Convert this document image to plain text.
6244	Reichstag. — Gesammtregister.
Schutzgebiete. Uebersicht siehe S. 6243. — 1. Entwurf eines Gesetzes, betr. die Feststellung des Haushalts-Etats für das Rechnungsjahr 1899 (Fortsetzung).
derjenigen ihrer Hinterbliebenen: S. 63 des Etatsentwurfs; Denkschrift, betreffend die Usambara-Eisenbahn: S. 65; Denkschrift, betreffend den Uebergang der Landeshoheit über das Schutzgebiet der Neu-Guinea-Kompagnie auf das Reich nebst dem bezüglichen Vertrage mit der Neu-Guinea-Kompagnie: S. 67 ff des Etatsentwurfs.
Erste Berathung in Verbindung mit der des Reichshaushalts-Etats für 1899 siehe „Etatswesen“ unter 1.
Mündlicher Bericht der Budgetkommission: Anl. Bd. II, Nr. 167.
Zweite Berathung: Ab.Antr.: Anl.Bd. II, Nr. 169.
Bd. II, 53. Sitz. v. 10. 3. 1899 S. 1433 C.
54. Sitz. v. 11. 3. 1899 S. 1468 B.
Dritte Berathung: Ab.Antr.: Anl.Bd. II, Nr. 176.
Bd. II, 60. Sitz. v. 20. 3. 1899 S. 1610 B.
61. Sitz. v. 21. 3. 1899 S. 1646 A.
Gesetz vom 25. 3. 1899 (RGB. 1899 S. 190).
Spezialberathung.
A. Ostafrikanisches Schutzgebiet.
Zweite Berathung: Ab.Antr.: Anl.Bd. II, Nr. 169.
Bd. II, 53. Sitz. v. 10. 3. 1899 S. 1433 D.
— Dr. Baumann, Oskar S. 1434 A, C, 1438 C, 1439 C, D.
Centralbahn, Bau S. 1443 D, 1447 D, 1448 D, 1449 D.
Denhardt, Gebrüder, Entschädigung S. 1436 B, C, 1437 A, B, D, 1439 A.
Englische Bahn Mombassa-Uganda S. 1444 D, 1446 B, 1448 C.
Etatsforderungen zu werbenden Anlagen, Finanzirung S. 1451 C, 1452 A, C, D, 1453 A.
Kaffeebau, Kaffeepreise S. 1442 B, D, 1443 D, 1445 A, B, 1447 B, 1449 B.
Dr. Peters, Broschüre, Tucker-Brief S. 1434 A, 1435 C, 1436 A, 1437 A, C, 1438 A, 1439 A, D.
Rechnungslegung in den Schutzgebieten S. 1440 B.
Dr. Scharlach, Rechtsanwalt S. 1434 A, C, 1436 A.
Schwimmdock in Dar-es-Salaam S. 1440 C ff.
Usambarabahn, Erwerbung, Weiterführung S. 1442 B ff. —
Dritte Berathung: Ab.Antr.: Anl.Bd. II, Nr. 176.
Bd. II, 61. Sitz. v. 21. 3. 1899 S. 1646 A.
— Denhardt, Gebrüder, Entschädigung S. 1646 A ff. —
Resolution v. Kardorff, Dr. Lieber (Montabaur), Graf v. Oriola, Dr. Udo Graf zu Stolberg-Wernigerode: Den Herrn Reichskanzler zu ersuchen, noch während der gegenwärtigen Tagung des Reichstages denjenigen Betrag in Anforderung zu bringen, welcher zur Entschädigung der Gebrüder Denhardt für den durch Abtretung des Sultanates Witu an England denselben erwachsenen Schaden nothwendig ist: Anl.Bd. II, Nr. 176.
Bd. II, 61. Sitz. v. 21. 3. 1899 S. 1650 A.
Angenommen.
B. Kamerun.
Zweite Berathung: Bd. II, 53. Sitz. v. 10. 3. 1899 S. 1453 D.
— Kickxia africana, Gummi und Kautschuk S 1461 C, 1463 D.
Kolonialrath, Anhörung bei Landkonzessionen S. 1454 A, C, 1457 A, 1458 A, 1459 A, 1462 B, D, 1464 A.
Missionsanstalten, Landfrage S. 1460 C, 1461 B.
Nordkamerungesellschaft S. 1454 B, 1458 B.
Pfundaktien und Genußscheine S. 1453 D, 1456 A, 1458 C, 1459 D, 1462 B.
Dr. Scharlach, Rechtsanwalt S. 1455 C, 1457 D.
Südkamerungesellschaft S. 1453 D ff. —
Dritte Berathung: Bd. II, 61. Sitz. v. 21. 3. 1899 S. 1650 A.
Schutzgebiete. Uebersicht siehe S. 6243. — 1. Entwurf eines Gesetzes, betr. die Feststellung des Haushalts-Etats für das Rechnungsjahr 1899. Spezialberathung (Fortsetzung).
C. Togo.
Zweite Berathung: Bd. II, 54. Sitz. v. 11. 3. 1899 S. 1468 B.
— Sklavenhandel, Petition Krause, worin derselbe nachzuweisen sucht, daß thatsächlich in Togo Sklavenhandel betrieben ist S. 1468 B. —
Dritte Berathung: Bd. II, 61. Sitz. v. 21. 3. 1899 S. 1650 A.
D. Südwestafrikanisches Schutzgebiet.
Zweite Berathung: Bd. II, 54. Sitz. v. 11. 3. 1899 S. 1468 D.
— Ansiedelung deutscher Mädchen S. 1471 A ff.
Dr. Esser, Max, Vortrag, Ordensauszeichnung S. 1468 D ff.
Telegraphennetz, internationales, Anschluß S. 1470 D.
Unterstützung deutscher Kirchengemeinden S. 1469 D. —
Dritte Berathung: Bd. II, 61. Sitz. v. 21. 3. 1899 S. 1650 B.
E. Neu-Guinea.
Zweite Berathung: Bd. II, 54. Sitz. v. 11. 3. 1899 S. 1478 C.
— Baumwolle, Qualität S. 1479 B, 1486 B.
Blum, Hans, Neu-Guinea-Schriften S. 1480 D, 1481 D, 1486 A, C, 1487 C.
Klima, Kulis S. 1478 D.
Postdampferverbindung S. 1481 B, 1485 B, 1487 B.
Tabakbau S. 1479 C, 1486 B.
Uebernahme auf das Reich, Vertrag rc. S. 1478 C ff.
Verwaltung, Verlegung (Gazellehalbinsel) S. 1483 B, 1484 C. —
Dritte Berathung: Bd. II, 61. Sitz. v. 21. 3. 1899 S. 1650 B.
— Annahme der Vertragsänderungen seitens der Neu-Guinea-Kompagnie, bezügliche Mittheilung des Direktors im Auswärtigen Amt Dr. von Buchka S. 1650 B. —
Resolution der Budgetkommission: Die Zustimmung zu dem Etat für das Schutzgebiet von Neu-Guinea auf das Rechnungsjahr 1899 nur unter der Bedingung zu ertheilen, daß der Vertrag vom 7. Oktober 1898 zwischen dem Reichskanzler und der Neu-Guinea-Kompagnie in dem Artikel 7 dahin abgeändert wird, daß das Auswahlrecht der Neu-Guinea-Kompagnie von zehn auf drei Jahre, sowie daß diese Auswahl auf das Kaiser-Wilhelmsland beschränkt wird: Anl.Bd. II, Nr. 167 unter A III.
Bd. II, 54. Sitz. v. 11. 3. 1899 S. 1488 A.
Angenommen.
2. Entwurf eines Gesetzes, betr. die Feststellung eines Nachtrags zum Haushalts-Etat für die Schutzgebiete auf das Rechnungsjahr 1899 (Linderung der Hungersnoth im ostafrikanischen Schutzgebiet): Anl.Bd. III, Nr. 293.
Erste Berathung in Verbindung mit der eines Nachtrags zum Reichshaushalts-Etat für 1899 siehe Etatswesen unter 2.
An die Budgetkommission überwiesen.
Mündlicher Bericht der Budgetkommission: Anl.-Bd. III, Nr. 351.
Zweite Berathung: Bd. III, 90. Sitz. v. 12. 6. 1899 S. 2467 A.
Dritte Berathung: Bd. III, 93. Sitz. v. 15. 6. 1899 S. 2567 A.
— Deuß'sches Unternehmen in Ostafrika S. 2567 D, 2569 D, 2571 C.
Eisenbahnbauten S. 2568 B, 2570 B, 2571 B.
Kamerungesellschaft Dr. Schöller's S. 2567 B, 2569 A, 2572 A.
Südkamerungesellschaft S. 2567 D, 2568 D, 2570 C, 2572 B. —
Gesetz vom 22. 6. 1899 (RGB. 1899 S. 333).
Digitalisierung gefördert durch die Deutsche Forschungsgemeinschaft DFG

- [INSTRUCTIONS TO FOLLOW]:
Copy out each line of the data containing the string "Rechtsanwalt".

- [SOLUTION]:
Dr. Scharlach, Rechtsanwalt S. 1434 A, C, 1436 A.
Dr. Scharlach, Rechtsanwalt S. 1455 C, 1457 D.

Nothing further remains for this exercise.